Aim of the task: Return all lines with the word "Performance" in them.

Entries from a dataset:
════════
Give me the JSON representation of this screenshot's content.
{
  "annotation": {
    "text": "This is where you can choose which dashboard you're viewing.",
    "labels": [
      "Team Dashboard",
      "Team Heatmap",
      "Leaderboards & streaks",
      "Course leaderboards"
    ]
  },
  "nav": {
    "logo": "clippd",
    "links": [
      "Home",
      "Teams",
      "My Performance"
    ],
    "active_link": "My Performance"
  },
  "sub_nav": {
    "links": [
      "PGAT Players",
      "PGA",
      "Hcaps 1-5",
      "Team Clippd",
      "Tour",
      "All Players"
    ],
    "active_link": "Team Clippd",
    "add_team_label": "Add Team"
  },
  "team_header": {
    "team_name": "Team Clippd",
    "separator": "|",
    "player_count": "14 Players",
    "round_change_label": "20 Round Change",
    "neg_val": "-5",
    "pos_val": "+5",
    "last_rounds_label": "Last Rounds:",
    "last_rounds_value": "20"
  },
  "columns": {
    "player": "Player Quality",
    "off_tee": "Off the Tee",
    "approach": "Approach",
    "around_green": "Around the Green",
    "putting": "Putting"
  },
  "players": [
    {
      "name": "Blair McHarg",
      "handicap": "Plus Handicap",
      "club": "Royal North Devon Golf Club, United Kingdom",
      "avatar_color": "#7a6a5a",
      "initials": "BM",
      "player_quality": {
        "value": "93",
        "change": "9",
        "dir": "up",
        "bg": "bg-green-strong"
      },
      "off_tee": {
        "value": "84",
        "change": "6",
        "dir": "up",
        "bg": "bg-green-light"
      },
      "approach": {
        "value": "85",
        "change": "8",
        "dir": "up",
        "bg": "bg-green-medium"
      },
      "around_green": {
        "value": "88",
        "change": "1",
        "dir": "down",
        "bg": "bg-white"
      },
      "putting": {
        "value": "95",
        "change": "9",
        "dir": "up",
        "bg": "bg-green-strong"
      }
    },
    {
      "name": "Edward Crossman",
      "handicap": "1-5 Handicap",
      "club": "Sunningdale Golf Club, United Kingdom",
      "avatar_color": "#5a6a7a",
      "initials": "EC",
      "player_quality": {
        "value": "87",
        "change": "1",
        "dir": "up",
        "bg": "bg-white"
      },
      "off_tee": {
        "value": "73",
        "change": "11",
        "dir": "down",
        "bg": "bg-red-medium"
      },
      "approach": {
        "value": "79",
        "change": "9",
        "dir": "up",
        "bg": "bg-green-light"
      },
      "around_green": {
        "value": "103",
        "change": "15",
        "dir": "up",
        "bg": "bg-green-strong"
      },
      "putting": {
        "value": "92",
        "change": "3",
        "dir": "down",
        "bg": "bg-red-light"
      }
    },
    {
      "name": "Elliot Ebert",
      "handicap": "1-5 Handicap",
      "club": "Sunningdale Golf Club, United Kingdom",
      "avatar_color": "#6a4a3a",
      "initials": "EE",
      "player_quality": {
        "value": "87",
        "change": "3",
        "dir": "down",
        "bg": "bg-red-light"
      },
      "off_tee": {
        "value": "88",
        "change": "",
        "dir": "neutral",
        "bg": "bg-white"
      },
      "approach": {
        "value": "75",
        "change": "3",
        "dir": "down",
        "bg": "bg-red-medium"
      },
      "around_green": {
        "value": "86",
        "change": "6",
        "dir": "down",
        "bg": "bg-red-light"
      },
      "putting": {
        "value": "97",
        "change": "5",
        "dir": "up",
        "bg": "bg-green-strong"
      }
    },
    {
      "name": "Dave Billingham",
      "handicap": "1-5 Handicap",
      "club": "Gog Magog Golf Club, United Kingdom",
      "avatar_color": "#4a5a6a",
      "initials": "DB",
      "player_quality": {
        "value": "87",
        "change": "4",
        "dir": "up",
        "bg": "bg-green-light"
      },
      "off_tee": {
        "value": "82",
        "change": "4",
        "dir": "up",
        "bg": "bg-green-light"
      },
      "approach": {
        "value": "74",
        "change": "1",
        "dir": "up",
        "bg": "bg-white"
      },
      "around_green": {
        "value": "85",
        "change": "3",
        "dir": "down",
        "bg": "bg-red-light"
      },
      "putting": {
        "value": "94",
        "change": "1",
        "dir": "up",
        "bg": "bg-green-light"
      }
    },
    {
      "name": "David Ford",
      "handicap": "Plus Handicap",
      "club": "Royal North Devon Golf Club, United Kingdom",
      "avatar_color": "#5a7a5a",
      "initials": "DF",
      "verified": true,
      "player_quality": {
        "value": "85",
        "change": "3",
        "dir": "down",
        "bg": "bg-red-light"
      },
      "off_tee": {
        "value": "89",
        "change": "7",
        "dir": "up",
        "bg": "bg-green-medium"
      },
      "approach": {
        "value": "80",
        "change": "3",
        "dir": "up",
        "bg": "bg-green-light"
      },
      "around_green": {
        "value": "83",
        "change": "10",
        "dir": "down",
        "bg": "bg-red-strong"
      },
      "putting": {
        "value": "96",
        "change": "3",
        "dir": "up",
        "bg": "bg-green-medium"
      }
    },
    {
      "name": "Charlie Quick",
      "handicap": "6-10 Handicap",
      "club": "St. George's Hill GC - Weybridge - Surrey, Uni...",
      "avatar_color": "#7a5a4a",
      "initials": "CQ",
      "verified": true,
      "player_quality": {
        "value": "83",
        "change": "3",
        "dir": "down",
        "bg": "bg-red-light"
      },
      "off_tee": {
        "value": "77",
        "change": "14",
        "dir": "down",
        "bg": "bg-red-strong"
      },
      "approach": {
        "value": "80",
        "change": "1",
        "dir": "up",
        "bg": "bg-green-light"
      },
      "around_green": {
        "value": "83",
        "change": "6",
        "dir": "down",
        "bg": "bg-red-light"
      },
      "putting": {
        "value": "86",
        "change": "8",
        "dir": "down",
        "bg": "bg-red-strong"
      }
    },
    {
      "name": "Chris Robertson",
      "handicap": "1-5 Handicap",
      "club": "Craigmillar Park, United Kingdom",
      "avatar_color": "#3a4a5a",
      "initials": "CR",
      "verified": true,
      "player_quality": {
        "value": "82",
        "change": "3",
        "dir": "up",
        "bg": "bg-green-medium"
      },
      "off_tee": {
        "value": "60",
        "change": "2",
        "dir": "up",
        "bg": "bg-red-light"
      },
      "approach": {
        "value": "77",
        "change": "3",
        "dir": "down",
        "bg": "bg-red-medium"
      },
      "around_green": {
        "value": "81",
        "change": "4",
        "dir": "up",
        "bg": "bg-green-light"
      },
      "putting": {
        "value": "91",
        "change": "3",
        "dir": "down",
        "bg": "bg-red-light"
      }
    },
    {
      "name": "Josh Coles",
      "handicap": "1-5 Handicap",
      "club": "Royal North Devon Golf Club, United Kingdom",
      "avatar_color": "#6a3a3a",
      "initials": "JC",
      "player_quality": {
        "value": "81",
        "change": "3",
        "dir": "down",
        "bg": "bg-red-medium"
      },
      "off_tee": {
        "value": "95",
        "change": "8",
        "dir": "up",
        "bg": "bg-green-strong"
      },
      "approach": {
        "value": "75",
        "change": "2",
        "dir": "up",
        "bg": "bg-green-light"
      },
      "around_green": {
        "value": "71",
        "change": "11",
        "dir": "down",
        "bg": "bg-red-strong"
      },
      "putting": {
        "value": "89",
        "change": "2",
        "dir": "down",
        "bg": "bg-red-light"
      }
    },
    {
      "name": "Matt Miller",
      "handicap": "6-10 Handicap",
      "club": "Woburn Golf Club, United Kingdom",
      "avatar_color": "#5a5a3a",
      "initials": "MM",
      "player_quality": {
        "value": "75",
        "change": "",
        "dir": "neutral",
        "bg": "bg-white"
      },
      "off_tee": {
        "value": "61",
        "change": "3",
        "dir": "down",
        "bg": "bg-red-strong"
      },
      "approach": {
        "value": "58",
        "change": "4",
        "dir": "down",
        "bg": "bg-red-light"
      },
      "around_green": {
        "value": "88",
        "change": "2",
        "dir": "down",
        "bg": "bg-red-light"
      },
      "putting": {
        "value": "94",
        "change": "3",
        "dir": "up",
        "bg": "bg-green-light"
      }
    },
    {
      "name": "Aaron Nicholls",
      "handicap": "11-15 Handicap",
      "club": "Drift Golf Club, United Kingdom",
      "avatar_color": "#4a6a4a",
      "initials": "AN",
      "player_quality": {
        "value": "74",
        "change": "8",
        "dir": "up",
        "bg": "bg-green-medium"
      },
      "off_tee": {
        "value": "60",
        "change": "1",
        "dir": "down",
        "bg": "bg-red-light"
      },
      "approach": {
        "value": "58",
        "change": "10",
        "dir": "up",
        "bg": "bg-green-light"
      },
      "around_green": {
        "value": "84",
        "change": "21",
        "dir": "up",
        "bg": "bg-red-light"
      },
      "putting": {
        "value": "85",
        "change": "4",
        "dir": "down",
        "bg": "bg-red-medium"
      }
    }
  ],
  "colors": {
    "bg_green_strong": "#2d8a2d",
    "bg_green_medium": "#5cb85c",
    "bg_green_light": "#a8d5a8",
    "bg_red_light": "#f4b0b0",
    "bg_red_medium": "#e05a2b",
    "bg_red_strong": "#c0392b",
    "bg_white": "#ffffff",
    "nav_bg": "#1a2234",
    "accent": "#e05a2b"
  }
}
════════
Full answer:
      "My Performance"
    "active_link": "My Performance"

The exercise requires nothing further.